▸ **Testo fornito**:
AGI – Il primo Tweet da nuovo proprietario della piattaforma, Elon Musk lo ha pubblicato il 25 aprile, poche ore prima dell’ufficialità dell’acquisto: “Spero che anche i miei peggiori critici rimarranno su Twitter, perché questo è ciò che significa libertà di parola”. Poche ore dopo è arrivata l’approvazione del founder Jack Dorsey: “Elon è l’unica soluzione di cui mi fido. Confido nella sua missione di estendere la luce della coscienza”.

Adesso cambia tutto? È la domanda che circola sul web, dopo l’acquisto di Twitter per 44 miliardi di dollari. Cambiamenti ce ne saranno, alcune anticipazioni le ha già fornite lo stesso Musk, ma quale direzione prenderà il social network fondato da Jack Dorsey nel 2006 – inizialmente si chiamava Twttr – e quale impatto ci sarà sul dibattito pubblico, ancora nessuno può saperlo. Eppure, se ne parla tantissimo; non solo di Twitter, ma in generale di concentrazione del potere economico, possibilità di influenzare opinioni e mercati, conflitti di interesse. Il primo cambiamento, ormai certo anche se non immediato, riguarda la borsa: a breve Twitter non sarà più quotata.

▸ **Dati archiviati**:
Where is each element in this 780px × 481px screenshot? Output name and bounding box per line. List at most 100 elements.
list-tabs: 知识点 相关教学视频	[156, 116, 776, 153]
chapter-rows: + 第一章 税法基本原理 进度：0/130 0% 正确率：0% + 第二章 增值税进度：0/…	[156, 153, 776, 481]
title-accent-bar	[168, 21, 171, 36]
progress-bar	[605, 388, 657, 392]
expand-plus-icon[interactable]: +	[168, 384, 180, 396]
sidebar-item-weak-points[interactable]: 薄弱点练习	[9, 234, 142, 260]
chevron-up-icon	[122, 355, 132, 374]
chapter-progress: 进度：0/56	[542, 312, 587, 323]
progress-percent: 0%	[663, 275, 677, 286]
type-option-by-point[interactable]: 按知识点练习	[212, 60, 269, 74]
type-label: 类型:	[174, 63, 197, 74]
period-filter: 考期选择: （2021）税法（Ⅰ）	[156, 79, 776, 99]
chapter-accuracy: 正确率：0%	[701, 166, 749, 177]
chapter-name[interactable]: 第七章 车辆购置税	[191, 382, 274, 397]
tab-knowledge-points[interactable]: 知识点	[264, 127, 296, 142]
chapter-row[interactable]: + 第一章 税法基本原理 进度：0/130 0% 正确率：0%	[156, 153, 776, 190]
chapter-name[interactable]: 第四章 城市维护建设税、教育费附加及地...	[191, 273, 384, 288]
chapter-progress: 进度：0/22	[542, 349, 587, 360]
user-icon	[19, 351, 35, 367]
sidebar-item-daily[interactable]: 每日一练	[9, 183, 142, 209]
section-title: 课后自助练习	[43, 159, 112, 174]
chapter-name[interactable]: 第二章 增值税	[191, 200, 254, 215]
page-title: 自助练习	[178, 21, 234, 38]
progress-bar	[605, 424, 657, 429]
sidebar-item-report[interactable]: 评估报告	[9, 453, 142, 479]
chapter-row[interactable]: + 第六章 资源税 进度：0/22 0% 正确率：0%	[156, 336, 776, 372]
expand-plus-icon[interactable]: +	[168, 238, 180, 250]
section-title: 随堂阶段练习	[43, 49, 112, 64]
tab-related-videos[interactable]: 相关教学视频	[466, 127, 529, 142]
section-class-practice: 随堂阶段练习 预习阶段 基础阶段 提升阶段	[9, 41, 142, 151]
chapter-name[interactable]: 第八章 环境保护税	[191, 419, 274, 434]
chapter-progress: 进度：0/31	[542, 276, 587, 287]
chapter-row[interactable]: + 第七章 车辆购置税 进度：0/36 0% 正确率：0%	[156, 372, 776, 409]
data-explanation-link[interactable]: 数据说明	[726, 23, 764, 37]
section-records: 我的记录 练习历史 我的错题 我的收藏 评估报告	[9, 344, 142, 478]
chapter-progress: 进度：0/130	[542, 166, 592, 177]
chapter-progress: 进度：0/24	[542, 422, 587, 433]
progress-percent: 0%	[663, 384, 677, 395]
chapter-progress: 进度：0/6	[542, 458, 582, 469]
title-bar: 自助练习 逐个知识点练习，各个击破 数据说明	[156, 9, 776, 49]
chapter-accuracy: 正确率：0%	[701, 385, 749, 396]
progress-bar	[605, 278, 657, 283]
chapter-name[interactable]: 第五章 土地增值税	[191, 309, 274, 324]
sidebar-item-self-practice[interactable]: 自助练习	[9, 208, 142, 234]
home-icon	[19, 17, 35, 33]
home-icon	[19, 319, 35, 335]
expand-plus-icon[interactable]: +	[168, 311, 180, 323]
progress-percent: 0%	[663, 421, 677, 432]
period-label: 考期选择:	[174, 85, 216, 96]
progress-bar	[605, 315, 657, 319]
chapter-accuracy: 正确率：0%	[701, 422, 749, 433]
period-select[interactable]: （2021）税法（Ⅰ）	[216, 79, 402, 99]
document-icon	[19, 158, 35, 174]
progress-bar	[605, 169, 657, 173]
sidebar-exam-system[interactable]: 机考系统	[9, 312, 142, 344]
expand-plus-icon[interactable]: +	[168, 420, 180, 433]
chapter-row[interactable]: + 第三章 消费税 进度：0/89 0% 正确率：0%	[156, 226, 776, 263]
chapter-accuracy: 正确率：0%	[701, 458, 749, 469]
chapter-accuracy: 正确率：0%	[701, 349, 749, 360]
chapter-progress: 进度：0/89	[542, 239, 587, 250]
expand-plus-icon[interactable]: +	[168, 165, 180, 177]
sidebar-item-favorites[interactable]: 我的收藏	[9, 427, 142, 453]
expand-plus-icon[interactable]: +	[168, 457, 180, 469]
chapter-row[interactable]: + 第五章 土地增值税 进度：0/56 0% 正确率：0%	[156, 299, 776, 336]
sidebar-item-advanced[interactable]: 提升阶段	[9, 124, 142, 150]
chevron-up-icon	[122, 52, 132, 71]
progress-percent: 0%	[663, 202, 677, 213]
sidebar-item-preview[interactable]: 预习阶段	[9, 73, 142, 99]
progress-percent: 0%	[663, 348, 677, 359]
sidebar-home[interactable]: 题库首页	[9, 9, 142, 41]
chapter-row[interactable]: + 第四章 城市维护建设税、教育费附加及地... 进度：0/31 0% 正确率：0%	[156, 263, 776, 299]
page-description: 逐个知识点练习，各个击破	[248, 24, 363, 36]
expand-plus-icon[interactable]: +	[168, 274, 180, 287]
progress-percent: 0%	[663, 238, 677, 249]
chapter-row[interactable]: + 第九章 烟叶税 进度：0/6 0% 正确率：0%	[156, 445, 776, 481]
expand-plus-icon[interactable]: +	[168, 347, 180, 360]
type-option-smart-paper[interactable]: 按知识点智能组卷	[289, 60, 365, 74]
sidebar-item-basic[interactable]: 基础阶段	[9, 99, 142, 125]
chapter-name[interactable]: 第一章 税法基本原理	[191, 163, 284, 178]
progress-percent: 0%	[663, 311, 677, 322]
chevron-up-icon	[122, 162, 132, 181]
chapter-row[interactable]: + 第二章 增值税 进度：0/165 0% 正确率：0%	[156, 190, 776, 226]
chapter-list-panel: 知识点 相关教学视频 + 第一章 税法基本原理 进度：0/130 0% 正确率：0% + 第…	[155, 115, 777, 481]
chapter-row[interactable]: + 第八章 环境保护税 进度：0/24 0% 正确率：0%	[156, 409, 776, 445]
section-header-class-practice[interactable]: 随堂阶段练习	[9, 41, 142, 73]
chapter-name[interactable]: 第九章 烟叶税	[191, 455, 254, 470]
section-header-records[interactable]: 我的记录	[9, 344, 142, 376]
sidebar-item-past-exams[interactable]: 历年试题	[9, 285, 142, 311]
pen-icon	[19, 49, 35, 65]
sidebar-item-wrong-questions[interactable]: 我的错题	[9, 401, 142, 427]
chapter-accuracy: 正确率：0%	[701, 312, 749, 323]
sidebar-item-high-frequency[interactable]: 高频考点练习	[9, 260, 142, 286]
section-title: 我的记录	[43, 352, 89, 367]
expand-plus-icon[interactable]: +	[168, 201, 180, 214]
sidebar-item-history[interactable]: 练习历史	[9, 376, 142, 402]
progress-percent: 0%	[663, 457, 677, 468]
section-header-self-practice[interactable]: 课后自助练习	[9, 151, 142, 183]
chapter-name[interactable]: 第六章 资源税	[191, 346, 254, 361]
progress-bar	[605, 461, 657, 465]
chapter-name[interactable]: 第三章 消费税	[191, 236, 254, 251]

▸ **Completa quanto segue**:
a) Rispondi a queste domande sul testo dedicato all'acquisto di Twitter:
(i) In che giorno Elon Musk ha pubblicato il suo primo tweet da nuovo proprietario della piattaforma?
(ii) Per quale cifra è stato acquistato Twitter?
(iii) Con quale nome si chiamava inizialmente il social network?
b) Ripeti parola per parola il passo del testo sull'acquisto di Twitter da "Adesso cambia tutto?" a "sarà più quotata.".

▸ **Risposte ai compiti**:
a)
(i) Il 25 aprile.
(ii) Per 44 miliardi di dollari.
(iii) Twttr.

b)
Adesso cambia tutto? È la domanda che circola sul web, dopo l’acquisto di Twitter per 44 miliardi di dollari. Cambiamenti ce ne saranno, alcune anticipazioni le ha già fornite lo stesso Musk, ma quale direzione prenderà il social network fondato da Jack Dorsey nel 2006 – inizialmente si chiamava Twttr – e quale impatto ci sarà sul dibattito pubblico, ancora nessuno può saperlo. Eppure, se ne parla tantissimo; non solo di Twitter, ma in generale di concentrazione del potere economico, possibilità di influenzare opinioni e mercati, conflitti di interesse. Il primo cambiamento, ormai certo anche se non immediato, riguarda la borsa: a breve Twitter non sarà più quotata.